> _DO THIS_
Rewrite the paragraph that begins "I downloaded the Realtek HD Audio Drivers 1.67" from the Realtek audio driver thread below as a short bulleted list, keeping its main facts.

> _TEXT BLOCK_
START
# Realtek HD Audio Drivers Won't Install. No Sound.



## Casheti (Jun 7, 2007)

I downloaded the Realtek HD Audio Drivers 1.67 for Vista and they messed it up. I restarted like it said, and Windows says there is no Audio Output Device Installed.

So I tried to re-install 1.66 Vista drivers instead, doesn't work either.

Wtf!!?!?!

I neeeeed music


----------



## Agility (Jun 7, 2007)

System restore?


----------



## Casheti (Jun 7, 2007)

That's disabled for performance reasons.


----------



## Dippyskoodlez (Jun 7, 2007)

Driver rollback.


----------



## Casheti (Jun 7, 2007)

How do I do this?


----------



## Dippyskoodlez (Jun 7, 2007)

Casheti said:


> How do I do this?



RIght click the item in the device manager, click properties, click rollback driver.


----------



## Casheti (Jun 7, 2007)

It's greyed out.


----------



## Agility (Jun 7, 2007)
END
> _RECORDED DATA_
START
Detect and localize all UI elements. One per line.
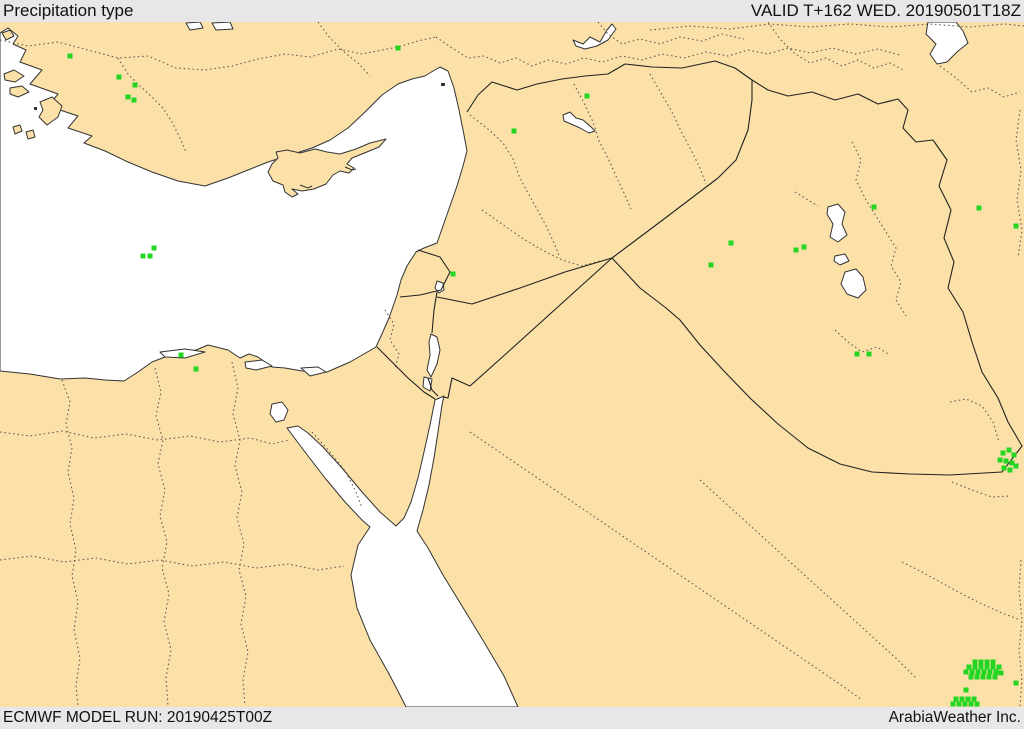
precip-dot [1013, 223, 1019, 229]
precip-dot [584, 93, 590, 99]
precip-dot [984, 659, 990, 665]
precip-dot [1013, 463, 1019, 469]
precip-dot [998, 670, 1004, 676]
precip-dot [178, 352, 184, 358]
precip-dot [965, 696, 971, 702]
precip-dot [67, 53, 73, 59]
precip-dot [974, 674, 980, 680]
precip-dot [147, 253, 153, 259]
precip-dot [976, 205, 982, 211]
precip-dot [987, 669, 993, 675]
precip-dot [1006, 447, 1012, 453]
precip-dot [962, 701, 968, 707]
precip-dot [1001, 465, 1007, 471]
precip-dot [978, 664, 984, 670]
precip-dot [131, 97, 137, 103]
turkish-lake-2 [211, 22, 234, 31]
precip-dot [984, 664, 990, 670]
footer-bar: ECMWF MODEL RUN: 20190425T00Z ArabiaWeat… [0, 707, 1024, 729]
precip-dot [1003, 458, 1009, 464]
precip-dot [975, 669, 981, 675]
precip-dot [140, 253, 146, 259]
precip-dot [1011, 452, 1017, 458]
precip-dot [986, 674, 992, 680]
precip-dot [992, 674, 998, 680]
precip-dot [511, 128, 517, 134]
precip-dot [972, 664, 978, 670]
precip-dot [972, 659, 978, 665]
precip-dot [953, 696, 959, 702]
precip-dot [990, 664, 996, 670]
precip-dot [125, 94, 131, 100]
precip-dot [132, 82, 138, 88]
precip-dot [871, 204, 877, 210]
precip-dot [1013, 680, 1019, 686]
brand-credit: ArabiaWeather Inc. [888, 709, 1021, 726]
precip-dot [450, 271, 456, 277]
land-layer [0, 22, 1024, 707]
aegean-island-4 [25, 129, 36, 140]
precip-dot [956, 701, 962, 707]
valid-time-label: VALID T+162 WED. 20190501T18Z [750, 1, 1021, 20]
precip-dot [1000, 450, 1006, 456]
precip-dot [990, 659, 996, 665]
precip-dot [993, 669, 999, 675]
precip-dot [151, 245, 157, 251]
precip-dot [981, 669, 987, 675]
precip-dot [997, 457, 1003, 463]
precip-dot [950, 701, 956, 707]
precip-dot [193, 366, 199, 372]
map-title: Precipitation type [3, 1, 134, 20]
precip-dot [1007, 467, 1013, 473]
precip-dot [728, 240, 734, 246]
precip-dot [116, 74, 122, 80]
precip-dot [866, 351, 872, 357]
precip-dot [969, 669, 975, 675]
precip-dot [966, 664, 972, 670]
precip-dot [980, 674, 986, 680]
map-canvas [0, 22, 1024, 707]
weather-map [0, 22, 1024, 707]
precip-dot [801, 244, 807, 250]
precip-dot [971, 696, 977, 702]
precip-dot [963, 669, 969, 675]
precip-dot [996, 664, 1002, 670]
precip-dot [974, 701, 980, 707]
precip-dot [963, 687, 969, 693]
precip-dot [854, 351, 860, 357]
precip-dot [978, 659, 984, 665]
model-run-label: ECMWF MODEL RUN: 20190425T00Z [3, 709, 273, 726]
precip-dot [968, 674, 974, 680]
precip-dot [968, 701, 974, 707]
precip-dot [959, 696, 965, 702]
precip-dot [793, 247, 799, 253]
header-bar: Precipitation type VALID T+162 WED. 2019… [0, 0, 1024, 22]
precip-dot [395, 45, 401, 51]
precip-dot [708, 262, 714, 268]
END
> _RESPONSE TO THIS TASK_
- Downloaded Realtek HD Audio Drivers 1.67 for Vista, which messed things up
- Restarted as instructed
- Windows now reports that no Audio Output Device is installed